Count lines with "combat" in them. Report only the total.

Records from a dataset
──────

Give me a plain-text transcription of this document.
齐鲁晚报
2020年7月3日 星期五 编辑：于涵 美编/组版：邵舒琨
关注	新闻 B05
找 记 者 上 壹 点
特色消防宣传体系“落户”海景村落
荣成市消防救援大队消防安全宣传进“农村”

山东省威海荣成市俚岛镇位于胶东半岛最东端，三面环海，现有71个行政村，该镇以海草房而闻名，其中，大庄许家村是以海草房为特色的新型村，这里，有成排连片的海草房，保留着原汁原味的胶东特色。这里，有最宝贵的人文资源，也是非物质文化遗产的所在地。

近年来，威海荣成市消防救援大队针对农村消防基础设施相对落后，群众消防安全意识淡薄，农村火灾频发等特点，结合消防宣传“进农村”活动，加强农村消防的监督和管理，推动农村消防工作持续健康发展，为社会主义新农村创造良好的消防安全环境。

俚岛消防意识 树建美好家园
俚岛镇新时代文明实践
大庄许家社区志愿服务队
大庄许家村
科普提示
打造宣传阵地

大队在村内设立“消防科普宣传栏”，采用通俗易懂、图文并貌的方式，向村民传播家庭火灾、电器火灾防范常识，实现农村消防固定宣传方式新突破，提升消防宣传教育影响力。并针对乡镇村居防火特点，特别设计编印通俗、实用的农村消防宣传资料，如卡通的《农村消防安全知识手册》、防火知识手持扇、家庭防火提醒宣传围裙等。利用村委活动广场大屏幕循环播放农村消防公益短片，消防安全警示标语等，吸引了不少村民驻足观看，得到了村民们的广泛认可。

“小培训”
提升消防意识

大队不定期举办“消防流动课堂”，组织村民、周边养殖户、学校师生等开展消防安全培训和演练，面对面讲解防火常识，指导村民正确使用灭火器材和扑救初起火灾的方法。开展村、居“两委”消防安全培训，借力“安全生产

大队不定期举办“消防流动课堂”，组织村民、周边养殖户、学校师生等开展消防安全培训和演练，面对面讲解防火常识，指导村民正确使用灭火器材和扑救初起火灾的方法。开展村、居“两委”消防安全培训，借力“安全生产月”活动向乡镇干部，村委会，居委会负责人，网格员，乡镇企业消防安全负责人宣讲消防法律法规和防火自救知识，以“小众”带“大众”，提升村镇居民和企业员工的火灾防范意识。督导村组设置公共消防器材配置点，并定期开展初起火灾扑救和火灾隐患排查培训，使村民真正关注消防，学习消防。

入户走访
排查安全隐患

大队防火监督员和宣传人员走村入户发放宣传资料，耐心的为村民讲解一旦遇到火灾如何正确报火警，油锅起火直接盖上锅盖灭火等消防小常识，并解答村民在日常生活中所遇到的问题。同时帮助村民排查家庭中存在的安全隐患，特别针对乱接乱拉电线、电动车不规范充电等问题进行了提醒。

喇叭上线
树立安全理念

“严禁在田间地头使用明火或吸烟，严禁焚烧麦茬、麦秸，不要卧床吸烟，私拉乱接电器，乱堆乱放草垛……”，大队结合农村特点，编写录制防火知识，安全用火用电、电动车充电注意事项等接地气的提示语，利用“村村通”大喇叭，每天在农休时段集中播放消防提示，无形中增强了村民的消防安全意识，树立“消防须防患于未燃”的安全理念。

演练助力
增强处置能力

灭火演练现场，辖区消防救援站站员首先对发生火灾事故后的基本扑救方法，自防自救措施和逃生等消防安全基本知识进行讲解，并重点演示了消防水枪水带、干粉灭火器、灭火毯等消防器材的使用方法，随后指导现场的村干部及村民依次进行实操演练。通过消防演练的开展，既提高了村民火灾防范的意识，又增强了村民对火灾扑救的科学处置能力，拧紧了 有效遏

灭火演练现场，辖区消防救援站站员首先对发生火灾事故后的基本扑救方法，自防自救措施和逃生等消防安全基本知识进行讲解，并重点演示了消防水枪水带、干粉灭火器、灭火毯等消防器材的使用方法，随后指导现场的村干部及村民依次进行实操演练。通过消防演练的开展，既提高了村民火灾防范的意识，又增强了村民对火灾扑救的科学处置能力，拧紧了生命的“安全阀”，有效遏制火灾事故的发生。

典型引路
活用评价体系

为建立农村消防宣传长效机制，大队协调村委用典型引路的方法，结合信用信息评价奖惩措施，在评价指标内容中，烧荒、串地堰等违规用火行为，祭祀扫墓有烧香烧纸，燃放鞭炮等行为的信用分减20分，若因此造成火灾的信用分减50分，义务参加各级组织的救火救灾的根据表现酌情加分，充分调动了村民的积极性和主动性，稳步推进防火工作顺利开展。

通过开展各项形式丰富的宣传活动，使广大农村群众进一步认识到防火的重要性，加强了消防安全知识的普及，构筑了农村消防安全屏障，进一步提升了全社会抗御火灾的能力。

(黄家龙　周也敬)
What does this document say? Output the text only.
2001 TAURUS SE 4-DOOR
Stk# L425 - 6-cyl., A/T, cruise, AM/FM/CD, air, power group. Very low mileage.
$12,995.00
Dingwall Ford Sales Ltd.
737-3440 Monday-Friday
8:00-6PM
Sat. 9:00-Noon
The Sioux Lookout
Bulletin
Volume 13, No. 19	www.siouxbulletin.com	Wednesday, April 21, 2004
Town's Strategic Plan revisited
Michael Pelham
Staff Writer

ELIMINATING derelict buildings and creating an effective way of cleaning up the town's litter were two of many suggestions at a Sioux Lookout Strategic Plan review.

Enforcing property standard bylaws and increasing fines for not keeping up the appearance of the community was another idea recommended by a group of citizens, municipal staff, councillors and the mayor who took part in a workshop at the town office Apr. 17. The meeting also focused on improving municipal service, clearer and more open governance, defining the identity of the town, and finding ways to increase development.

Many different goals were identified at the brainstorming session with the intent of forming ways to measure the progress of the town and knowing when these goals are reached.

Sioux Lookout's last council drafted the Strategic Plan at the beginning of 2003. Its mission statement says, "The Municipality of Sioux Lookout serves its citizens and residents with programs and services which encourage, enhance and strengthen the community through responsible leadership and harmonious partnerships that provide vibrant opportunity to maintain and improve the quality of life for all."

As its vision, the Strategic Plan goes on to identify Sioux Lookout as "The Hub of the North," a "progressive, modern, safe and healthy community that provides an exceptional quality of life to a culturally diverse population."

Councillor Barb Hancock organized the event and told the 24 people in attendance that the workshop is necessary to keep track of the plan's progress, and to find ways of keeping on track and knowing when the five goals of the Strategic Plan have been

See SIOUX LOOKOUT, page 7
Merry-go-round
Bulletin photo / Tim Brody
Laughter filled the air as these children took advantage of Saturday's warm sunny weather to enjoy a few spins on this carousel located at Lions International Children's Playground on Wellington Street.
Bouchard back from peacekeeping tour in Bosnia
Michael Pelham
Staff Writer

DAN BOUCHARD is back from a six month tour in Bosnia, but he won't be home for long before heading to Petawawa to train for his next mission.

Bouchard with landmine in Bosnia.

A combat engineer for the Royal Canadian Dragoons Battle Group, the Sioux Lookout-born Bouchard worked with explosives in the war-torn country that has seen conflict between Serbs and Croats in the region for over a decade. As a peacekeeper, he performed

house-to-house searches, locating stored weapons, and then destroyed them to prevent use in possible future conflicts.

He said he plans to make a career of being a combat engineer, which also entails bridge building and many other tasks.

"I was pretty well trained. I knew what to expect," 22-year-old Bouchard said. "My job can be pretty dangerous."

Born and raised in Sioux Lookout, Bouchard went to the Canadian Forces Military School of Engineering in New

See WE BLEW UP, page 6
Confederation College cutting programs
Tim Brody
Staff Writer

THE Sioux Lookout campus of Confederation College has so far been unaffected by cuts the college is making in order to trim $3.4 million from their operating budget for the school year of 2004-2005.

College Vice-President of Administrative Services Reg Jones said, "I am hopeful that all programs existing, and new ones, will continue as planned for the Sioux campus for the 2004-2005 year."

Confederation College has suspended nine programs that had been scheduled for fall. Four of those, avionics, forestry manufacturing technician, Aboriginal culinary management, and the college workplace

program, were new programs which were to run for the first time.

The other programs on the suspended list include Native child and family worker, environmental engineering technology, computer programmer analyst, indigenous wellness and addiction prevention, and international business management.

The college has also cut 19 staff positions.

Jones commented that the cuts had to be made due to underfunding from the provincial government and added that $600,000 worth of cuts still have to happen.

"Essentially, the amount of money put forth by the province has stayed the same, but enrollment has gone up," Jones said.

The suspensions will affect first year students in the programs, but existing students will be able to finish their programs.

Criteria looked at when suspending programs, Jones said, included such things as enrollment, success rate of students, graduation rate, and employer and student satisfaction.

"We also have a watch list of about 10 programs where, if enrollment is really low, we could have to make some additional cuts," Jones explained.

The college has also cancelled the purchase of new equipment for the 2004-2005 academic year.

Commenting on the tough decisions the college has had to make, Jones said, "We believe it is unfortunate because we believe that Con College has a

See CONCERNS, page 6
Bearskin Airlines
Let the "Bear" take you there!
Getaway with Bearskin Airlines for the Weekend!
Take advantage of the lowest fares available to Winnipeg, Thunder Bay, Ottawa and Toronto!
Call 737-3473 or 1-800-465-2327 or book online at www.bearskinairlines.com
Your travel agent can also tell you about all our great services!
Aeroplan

──────

:: ANSWER FOR THE TASK ::
2